◆ DATA ROWS

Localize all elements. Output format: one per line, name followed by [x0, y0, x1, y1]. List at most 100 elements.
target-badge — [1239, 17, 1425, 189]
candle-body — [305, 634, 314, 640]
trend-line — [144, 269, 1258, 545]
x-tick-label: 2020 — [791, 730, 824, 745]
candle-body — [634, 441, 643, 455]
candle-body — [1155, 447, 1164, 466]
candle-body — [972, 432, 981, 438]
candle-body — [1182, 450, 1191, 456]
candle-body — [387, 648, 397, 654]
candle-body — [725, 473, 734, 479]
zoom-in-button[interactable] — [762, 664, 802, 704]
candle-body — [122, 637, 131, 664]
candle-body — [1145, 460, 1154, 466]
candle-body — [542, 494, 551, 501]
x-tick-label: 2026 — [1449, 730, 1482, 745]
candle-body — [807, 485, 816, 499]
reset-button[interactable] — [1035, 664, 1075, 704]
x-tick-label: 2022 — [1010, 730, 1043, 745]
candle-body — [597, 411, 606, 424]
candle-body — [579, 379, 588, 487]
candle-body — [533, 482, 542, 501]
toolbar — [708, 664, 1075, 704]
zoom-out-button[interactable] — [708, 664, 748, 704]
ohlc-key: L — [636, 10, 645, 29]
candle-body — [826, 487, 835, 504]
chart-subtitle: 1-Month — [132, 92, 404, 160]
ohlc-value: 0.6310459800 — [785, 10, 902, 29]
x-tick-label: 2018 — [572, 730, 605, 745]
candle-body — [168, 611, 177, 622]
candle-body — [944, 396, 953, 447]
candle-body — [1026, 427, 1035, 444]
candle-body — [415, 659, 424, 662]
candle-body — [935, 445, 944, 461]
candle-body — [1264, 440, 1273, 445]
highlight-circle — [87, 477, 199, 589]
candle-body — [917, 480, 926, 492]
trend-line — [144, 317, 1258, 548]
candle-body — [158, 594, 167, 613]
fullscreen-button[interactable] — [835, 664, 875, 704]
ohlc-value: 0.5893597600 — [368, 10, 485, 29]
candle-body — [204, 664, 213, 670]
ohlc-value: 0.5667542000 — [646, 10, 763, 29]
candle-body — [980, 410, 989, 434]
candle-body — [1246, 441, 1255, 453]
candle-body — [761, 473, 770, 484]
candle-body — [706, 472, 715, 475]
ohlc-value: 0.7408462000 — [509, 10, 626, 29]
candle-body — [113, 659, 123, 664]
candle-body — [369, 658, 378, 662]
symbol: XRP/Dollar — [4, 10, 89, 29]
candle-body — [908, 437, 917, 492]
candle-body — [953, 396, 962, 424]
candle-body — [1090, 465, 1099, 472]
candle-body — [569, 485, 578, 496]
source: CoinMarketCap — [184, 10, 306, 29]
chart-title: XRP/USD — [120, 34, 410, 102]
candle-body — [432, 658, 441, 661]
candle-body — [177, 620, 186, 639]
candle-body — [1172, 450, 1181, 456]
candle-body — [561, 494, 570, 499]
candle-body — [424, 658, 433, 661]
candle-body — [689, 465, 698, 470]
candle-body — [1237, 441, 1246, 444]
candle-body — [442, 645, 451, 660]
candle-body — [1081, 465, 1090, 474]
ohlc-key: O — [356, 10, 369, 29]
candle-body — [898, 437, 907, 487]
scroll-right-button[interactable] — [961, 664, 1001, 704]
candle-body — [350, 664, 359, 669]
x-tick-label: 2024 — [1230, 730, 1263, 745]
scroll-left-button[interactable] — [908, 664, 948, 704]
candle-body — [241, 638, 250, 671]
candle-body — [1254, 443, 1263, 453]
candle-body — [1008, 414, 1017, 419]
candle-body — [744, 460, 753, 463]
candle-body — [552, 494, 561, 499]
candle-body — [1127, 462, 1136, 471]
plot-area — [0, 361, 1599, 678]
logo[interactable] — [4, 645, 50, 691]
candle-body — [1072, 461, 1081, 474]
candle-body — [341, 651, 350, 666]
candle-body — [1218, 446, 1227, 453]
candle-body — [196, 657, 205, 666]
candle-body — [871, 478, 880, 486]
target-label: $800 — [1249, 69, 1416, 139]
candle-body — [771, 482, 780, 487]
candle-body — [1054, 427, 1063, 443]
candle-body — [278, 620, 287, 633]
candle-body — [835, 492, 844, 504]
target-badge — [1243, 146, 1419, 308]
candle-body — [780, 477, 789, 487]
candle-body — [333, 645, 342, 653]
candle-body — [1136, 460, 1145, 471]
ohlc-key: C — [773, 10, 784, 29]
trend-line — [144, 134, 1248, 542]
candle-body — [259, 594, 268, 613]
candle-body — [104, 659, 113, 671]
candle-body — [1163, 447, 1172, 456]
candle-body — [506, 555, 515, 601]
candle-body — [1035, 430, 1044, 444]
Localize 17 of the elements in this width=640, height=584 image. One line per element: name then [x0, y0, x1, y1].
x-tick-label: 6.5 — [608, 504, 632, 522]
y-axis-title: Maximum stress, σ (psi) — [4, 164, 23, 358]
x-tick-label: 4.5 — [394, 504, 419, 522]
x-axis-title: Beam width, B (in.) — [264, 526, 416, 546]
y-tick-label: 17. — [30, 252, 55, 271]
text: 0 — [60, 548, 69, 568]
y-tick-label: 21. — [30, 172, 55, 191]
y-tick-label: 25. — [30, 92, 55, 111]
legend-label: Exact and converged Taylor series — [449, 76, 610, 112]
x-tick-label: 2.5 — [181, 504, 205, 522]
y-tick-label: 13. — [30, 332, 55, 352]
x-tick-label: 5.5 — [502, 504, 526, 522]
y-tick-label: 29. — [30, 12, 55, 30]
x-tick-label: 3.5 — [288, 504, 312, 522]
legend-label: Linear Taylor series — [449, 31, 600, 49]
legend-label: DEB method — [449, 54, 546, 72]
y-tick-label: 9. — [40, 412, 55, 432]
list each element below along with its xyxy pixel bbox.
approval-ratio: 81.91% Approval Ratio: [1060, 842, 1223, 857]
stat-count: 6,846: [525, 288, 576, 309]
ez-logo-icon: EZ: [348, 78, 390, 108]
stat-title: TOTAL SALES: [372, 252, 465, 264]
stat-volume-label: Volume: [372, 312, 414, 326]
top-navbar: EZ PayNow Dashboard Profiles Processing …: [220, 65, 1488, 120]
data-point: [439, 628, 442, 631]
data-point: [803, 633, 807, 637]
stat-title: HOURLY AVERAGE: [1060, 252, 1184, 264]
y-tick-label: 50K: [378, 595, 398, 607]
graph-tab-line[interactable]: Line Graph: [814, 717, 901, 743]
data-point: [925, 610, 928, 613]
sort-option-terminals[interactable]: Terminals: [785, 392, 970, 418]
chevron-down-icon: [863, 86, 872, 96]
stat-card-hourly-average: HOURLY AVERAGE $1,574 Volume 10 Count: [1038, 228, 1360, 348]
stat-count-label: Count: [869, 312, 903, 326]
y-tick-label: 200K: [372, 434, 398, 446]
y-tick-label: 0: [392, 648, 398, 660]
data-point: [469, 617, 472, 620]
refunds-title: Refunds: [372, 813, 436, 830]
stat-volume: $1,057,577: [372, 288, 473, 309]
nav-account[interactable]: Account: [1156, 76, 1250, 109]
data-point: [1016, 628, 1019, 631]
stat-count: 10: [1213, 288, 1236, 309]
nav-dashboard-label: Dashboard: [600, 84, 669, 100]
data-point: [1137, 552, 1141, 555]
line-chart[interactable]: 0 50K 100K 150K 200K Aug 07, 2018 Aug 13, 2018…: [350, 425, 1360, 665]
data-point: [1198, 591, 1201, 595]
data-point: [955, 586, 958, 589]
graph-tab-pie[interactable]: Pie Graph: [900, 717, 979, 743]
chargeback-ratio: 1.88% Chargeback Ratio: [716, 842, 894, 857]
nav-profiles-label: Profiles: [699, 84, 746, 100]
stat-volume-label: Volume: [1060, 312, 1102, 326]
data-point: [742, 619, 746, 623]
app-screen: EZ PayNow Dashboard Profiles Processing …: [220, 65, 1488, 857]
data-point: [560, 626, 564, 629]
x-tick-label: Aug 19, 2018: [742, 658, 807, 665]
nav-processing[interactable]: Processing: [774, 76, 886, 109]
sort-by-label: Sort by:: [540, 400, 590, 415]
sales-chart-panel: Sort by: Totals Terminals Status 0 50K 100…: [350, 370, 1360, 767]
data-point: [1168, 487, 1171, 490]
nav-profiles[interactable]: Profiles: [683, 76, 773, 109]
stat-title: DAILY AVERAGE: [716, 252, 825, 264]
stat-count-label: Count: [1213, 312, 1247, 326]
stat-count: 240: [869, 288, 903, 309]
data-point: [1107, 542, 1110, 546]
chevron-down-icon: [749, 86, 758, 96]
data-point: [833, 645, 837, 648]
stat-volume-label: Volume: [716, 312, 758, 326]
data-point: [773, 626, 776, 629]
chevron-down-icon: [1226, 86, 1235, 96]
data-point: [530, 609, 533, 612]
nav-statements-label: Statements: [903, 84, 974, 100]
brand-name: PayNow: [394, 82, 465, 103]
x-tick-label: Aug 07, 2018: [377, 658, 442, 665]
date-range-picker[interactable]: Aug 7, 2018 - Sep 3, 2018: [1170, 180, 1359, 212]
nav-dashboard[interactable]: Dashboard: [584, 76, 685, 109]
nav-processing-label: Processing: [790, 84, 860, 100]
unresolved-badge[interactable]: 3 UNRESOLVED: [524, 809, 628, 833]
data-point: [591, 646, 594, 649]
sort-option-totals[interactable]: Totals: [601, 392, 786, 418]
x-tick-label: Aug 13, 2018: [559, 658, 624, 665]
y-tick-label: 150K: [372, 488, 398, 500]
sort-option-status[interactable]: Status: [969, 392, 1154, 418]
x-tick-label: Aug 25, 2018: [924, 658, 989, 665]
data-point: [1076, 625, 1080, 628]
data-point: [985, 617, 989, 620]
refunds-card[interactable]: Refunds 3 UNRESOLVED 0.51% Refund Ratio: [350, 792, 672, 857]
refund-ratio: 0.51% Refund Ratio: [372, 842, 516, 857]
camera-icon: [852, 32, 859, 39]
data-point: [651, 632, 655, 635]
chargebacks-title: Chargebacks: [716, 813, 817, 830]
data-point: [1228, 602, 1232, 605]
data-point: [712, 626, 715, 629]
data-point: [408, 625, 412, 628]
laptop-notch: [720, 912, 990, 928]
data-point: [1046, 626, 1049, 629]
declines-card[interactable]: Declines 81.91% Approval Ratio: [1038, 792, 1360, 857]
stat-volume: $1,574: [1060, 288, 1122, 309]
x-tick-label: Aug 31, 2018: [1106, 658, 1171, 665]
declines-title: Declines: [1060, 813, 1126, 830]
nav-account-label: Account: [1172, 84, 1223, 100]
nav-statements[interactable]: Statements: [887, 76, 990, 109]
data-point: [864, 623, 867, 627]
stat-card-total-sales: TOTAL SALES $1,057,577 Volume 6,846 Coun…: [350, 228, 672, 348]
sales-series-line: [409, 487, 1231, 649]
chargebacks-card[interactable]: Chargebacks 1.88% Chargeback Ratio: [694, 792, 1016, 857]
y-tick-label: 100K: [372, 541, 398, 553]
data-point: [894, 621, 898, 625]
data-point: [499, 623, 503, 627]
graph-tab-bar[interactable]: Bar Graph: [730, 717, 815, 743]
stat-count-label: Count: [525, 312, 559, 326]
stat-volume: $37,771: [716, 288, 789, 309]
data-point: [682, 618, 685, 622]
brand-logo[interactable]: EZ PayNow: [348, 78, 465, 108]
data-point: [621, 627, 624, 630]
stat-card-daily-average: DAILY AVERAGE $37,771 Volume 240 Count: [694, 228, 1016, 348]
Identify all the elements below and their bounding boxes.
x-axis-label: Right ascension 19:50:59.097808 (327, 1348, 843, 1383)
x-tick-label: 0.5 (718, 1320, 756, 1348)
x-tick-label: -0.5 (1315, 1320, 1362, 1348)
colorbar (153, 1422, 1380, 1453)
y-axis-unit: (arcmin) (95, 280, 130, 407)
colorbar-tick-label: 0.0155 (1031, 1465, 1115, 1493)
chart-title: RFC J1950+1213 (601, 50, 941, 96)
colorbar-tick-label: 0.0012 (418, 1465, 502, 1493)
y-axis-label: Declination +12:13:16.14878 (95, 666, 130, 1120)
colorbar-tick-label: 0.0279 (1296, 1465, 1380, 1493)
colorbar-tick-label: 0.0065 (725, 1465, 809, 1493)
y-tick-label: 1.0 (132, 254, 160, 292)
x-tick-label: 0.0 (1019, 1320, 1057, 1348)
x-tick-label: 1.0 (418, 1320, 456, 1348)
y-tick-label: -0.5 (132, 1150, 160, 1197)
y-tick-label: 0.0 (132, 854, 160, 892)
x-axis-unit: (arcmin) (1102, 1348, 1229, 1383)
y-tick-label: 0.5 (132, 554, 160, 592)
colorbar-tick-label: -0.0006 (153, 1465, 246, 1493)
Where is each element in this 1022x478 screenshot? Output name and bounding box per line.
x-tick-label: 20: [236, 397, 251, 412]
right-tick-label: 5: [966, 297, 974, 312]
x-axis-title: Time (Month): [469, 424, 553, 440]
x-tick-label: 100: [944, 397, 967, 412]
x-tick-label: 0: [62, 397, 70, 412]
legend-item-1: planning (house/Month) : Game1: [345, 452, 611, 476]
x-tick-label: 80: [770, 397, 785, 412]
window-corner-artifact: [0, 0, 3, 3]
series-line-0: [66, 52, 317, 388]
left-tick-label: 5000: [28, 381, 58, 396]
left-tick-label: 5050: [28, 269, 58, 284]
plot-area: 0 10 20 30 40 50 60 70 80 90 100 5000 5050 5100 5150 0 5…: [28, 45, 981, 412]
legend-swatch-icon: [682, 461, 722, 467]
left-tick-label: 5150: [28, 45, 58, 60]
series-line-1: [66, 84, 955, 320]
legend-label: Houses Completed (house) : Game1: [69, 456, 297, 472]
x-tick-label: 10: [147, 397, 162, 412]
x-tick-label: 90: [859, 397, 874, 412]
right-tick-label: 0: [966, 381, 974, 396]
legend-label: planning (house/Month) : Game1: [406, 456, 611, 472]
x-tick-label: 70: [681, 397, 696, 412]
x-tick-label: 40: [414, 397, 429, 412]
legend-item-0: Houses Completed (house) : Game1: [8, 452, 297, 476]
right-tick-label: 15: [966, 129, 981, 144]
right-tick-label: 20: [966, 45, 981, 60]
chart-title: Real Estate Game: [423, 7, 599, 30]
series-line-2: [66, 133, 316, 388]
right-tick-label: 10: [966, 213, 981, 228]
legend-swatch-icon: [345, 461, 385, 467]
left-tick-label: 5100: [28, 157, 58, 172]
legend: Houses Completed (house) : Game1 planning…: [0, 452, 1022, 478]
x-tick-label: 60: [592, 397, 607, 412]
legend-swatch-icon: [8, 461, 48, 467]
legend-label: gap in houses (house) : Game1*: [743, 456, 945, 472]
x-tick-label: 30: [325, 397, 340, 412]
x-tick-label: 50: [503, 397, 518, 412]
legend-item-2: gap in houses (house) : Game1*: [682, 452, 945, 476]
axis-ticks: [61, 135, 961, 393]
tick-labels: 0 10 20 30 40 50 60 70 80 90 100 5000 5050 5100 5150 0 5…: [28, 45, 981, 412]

◆ INSTRUCTIONS FOR THE TASK
Report every line of the records that contains the string "Refunds", copying each one in full and matching case exactly.

◆ RESULT OF THE EXERCISE
refunds-title: Refunds: [372, 813, 436, 830]
refunds-card[interactable]: Refunds 3 UNRESOLVED 0.51% Refund Ratio: [350, 792, 672, 857]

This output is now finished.